- [Exercise]
Reading down the listing below, count the lines where the word "IEEE" shows up, then give only that count.

start Exercise inputs

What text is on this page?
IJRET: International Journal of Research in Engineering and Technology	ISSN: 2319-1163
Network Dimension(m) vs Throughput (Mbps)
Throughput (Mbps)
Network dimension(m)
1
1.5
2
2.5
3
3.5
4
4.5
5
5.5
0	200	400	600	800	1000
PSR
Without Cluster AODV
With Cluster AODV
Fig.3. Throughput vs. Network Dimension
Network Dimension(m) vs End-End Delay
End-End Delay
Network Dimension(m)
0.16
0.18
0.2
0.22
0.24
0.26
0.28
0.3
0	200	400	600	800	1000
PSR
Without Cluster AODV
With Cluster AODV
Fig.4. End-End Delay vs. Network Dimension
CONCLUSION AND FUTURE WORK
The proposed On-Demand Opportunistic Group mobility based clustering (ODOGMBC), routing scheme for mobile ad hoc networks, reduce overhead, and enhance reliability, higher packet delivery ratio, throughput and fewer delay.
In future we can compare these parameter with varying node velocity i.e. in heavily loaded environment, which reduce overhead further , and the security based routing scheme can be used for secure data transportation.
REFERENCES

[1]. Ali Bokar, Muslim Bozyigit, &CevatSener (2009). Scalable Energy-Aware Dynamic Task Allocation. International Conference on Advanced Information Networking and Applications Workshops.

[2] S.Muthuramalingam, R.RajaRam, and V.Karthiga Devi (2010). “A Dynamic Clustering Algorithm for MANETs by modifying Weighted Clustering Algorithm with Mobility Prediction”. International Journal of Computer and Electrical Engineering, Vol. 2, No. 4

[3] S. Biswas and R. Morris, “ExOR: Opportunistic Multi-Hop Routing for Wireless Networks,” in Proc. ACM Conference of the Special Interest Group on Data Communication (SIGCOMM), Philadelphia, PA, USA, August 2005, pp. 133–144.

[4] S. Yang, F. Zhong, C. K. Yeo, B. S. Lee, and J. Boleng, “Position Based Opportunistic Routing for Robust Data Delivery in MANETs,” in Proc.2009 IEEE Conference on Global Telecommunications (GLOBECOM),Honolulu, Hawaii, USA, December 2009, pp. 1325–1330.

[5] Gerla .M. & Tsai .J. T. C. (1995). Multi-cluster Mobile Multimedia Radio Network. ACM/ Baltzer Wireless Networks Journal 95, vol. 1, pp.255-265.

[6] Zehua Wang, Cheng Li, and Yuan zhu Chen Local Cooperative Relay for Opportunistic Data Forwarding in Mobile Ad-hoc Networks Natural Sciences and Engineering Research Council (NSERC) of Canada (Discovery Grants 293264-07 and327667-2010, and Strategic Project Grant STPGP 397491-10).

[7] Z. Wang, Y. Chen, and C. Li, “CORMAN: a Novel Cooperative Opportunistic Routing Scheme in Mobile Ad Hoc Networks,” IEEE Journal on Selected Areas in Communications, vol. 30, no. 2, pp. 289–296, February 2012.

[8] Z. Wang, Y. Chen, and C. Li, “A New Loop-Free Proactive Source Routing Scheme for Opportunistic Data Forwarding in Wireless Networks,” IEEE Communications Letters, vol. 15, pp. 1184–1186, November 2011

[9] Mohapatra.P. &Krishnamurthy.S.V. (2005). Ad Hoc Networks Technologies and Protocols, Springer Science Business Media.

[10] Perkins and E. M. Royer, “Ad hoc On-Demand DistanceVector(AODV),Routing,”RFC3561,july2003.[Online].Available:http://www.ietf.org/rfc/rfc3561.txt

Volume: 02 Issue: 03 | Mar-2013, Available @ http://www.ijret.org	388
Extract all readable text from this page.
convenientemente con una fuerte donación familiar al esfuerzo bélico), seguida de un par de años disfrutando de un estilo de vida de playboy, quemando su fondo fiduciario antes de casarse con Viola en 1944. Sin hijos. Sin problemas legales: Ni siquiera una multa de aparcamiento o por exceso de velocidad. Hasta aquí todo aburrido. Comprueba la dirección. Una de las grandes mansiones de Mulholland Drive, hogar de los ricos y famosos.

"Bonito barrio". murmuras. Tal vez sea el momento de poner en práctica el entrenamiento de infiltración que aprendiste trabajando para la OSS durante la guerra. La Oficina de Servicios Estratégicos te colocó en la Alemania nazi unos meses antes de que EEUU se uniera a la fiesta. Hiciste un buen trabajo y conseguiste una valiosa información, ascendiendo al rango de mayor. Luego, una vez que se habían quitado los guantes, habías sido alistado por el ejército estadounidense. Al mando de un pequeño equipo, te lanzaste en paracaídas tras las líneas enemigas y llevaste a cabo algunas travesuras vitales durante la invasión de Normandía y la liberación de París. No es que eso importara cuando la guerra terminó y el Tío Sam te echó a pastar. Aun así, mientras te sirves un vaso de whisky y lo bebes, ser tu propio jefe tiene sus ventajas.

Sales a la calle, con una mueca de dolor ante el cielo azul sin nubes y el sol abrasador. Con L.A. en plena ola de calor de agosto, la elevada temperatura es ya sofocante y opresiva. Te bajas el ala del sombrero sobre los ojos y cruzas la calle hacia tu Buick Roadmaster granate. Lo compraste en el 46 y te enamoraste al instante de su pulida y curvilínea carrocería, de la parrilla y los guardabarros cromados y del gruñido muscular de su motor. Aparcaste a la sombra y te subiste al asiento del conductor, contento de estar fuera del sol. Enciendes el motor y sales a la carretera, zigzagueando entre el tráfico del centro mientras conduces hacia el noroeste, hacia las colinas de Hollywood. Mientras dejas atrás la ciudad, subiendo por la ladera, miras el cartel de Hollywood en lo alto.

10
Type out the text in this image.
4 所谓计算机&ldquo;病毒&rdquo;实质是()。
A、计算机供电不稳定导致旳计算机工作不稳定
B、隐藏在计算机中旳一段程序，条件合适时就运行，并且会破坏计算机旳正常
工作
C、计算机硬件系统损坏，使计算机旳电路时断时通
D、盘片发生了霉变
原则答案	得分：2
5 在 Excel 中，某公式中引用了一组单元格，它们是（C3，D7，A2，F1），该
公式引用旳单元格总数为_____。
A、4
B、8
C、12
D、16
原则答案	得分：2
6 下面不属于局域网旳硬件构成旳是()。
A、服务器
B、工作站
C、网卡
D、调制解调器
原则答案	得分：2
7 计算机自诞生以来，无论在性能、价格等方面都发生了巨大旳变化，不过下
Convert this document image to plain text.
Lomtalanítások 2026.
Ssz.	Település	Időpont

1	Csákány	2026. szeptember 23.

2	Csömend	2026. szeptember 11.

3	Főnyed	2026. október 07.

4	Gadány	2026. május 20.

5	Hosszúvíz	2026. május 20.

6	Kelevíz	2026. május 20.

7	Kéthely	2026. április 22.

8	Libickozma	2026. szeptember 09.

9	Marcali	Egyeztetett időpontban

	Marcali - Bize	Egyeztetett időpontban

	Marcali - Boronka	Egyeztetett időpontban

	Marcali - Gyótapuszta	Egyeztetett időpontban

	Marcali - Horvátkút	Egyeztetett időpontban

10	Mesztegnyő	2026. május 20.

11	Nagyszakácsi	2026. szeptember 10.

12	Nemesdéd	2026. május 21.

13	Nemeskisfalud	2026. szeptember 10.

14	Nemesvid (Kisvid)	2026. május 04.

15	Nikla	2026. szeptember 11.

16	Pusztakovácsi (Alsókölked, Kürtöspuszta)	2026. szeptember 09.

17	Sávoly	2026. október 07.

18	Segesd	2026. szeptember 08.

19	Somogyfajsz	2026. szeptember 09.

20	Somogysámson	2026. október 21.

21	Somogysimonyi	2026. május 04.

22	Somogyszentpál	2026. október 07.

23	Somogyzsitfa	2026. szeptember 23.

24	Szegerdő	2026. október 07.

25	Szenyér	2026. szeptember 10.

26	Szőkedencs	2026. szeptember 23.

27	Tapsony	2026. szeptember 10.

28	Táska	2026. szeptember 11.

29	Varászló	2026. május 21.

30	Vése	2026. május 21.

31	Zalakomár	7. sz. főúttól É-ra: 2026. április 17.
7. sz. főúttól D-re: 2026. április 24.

end Exercise inputs

- [Task result]
3